:: EXERCISE AIM ::
Every line of the data that contains the string "Count" must be copied.

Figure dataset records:
_ _ _ _
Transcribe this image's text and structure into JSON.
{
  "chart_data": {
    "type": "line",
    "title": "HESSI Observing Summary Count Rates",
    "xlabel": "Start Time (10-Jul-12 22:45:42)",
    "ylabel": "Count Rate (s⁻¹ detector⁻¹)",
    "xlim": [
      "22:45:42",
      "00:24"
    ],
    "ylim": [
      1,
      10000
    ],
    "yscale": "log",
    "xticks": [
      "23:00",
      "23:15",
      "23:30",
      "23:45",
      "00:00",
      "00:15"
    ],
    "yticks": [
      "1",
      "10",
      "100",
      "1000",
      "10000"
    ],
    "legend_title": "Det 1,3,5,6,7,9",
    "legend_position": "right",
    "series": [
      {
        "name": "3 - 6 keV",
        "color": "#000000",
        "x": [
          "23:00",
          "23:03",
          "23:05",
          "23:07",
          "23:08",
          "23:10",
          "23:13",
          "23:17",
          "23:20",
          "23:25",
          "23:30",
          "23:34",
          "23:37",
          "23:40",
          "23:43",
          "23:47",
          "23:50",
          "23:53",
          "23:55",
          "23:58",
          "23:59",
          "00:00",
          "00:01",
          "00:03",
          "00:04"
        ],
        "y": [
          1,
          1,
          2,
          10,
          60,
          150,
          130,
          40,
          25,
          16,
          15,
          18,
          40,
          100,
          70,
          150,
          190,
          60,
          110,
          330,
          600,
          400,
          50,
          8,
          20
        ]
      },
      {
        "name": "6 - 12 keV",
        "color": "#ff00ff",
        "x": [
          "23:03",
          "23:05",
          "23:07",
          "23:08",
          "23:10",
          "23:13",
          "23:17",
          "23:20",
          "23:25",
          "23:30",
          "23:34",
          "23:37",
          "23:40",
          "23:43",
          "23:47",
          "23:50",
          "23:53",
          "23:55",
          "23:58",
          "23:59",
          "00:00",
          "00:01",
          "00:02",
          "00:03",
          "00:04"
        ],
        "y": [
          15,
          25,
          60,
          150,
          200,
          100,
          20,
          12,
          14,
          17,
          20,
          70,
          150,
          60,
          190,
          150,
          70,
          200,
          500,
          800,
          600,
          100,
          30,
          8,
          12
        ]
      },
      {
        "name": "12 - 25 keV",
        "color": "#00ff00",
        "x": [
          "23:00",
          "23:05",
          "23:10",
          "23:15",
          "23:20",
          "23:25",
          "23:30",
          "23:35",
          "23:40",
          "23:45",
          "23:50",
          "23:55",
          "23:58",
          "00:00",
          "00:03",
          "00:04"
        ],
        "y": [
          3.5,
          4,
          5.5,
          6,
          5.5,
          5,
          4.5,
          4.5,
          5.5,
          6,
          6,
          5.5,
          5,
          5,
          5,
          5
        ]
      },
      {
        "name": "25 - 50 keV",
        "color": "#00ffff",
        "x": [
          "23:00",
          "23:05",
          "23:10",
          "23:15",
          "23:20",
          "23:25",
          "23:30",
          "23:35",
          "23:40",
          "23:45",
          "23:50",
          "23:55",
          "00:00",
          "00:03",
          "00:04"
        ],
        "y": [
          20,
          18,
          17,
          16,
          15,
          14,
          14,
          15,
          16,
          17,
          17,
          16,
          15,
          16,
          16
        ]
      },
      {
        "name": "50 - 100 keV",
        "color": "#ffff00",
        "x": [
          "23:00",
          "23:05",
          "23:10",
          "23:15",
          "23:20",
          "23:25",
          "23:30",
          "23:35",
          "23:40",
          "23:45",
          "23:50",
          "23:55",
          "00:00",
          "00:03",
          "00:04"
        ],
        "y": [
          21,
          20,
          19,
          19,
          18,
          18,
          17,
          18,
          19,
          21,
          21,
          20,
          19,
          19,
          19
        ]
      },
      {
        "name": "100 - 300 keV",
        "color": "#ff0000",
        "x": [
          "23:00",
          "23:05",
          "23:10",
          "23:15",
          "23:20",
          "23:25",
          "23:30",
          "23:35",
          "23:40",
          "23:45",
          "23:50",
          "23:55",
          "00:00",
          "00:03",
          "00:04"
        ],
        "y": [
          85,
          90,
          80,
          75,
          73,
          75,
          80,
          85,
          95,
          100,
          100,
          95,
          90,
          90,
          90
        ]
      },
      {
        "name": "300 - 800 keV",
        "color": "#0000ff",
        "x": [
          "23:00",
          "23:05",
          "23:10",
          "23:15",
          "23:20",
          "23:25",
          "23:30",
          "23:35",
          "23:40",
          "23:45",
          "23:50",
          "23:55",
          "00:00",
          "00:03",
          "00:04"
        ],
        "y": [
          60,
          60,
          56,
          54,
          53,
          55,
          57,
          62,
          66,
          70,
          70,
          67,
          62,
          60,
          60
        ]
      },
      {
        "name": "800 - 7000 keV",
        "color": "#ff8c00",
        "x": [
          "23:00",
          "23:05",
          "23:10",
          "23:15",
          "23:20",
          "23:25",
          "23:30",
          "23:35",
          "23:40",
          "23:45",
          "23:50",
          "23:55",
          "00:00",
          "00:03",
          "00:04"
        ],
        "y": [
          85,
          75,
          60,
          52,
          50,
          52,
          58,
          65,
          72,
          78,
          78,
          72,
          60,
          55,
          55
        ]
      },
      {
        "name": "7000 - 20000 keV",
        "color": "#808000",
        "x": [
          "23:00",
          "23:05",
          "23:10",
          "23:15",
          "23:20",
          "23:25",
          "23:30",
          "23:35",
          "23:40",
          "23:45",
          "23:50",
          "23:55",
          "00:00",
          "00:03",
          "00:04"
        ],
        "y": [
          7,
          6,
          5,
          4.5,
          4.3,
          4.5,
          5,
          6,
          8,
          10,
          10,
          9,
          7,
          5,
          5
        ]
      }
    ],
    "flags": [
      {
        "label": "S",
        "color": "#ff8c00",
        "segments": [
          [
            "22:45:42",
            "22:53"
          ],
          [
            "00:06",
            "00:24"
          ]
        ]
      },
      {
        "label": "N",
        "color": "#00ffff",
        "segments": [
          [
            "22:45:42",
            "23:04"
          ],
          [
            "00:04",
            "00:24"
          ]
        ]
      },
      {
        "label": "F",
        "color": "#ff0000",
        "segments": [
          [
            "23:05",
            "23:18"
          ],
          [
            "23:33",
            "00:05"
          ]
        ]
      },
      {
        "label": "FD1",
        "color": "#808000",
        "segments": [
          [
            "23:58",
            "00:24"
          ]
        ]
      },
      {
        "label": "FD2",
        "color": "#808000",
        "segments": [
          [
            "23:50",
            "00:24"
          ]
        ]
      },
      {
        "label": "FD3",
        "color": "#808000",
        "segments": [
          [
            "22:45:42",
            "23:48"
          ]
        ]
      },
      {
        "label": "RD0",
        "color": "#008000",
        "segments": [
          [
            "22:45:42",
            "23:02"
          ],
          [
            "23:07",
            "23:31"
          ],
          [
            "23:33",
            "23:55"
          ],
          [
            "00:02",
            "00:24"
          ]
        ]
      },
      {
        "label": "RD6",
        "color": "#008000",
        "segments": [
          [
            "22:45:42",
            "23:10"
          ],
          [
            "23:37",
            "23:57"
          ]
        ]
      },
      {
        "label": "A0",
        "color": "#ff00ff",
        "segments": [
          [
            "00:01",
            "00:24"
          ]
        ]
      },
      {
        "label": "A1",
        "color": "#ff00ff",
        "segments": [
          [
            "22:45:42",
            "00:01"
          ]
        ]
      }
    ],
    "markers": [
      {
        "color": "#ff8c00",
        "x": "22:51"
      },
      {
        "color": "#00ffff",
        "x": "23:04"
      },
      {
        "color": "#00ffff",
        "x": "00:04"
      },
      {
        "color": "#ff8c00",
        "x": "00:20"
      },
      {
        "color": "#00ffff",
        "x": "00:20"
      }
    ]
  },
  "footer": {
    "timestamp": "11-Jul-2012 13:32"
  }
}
_ _ _ _
:: COMPLETE RESPONSE ::
    "title": "HESSI Observing Summary Count Rates",
    "ylabel": "Count Rate (s⁻¹ detector⁻¹)",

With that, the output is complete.